* Start *

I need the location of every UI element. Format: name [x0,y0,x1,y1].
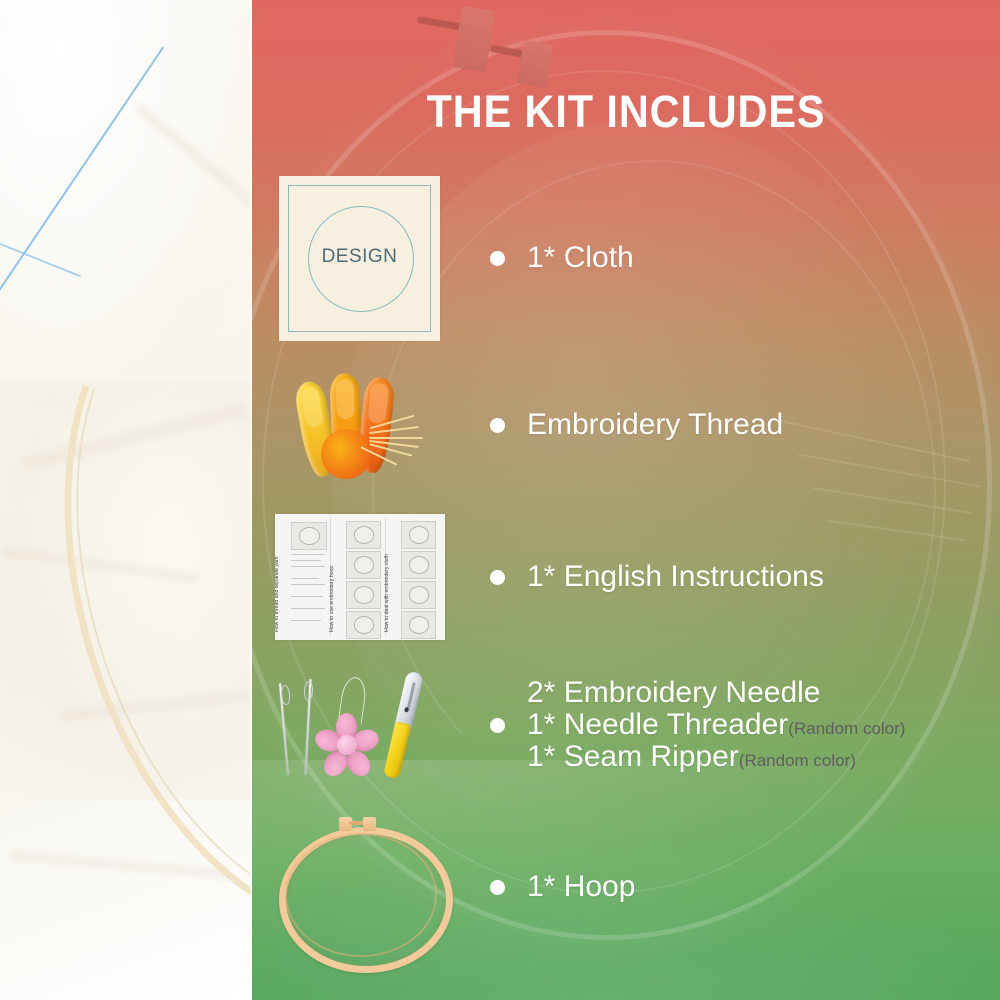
instruction-column-title: How to use embroidery hoop [329,566,335,632]
tools-group [267,669,452,781]
instructions-label: 1* English Instructions [527,560,824,593]
cloth-label: 1* Cloth [527,241,634,274]
instruction-column: How to use embroidery hoop [332,518,386,636]
bullet-dot-icon [490,418,505,433]
needles-threader-seam-ripper-thumbnail [252,669,467,781]
bullet-tools [467,718,527,733]
bullet-hoop [467,880,527,895]
product-kit-infographic: THE KIT INCLUDES DESIGN 1* Cloth [0,0,1000,1000]
cloth-swatch-thumbnail: DESIGN [252,176,467,341]
ripper-note: (Random color) [739,751,856,770]
instruction-column: How to deal with embroidery cloth [387,518,440,636]
seam-ripper-icon [381,670,426,780]
kit-item-cloth: DESIGN 1* Cloth [252,175,1000,341]
english-instruction-sheet-thumbnail: How to thread and separate yarn How to u… [252,514,467,640]
threader-note: (Random color) [788,719,905,738]
hoop-graphic [271,813,449,961]
thread-loose-tails [369,415,427,471]
fabric-fold [10,850,230,879]
page-title: THE KIT INCLUDES [282,86,970,138]
tools-labels: 2* Embroidery Needle 1* Needle Threader(… [527,678,1000,772]
ripper-label: 1* Seam Ripper [527,740,739,773]
kit-item-instructions: How to thread and separate yarn How to u… [252,512,1000,642]
hoop-tightening-screw [339,815,379,831]
hoop-inner-ring [285,833,437,957]
instruction-column-title: How to thread and separate yarn [275,556,280,632]
threader-label: 1* Needle Threader [527,708,788,741]
thread-labels: Embroidery Thread [527,410,1000,440]
left-product-photo [0,0,252,1000]
hoop-label: 1* Hoop [527,870,635,903]
bullet-dot-icon [490,718,505,733]
kit-item-thread: Embroidery Thread [252,365,1000,485]
bullet-dot-icon [490,251,505,266]
bullet-dot-icon [490,880,505,895]
thread-label: Embroidery Thread [527,408,783,441]
bullet-thread [467,418,527,433]
needle-label: 2* Embroidery Needle [527,676,820,709]
embroidery-thread-skeins-thumbnail [252,367,467,483]
seam-ripper-handle [383,721,411,779]
design-cloth-swatch: DESIGN [279,176,440,341]
bullet-cloth [467,251,527,266]
hoop-labels: 1* Hoop [527,872,1000,902]
instruction-column-title: How to deal with embroidery cloth [384,554,390,632]
instruction-sheet: How to thread and separate yarn How to u… [275,514,445,640]
needle-eye-icon [303,681,313,701]
cloth-labels: 1* Cloth [527,243,1000,273]
instructions-labels: 1* English Instructions [527,562,1000,592]
kit-item-hoop: 1* Hoop [252,812,1000,962]
instruction-column: How to thread and separate yarn [277,518,331,636]
kit-item-tools: 2* Embroidery Needle 1* Needle Threader(… [252,665,1000,785]
swatch-design-label: DESIGN [279,246,440,268]
thread-skeins-group [295,367,425,483]
embroidery-hoop-thumbnail [252,813,467,961]
bullet-instructions [467,570,527,585]
bullet-dot-icon [490,570,505,585]
flower-needle-threader-icon [319,717,375,773]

* End *

# Set problem
Repeat the rows above without any change, starting at the row that contains "instruction-column-title: How to use" and ending at the row that contains "seam-ripper-icon [381,670,426,780]", both included.

# Reply to the exercise
instruction-column-title: How to use embroidery hoop [329,566,335,632]
tools-group [267,669,452,781]
instructions-label: 1* English Instructions [527,560,824,593]
cloth-label: 1* Cloth [527,241,634,274]
instruction-column: How to use embroidery hoop [332,518,386,636]
bullet-dot-icon [490,418,505,433]
needles-threader-seam-ripper-thumbnail [252,669,467,781]
bullet-tools [467,718,527,733]
bullet-hoop [467,880,527,895]
product-kit-infographic: THE KIT INCLUDES DESIGN 1* Cloth [0,0,1000,1000]
cloth-swatch-thumbnail: DESIGN [252,176,467,341]
ripper-note: (Random color) [739,751,856,770]
instruction-column: How to deal with embroidery cloth [387,518,440,636]
seam-ripper-icon [381,670,426,780]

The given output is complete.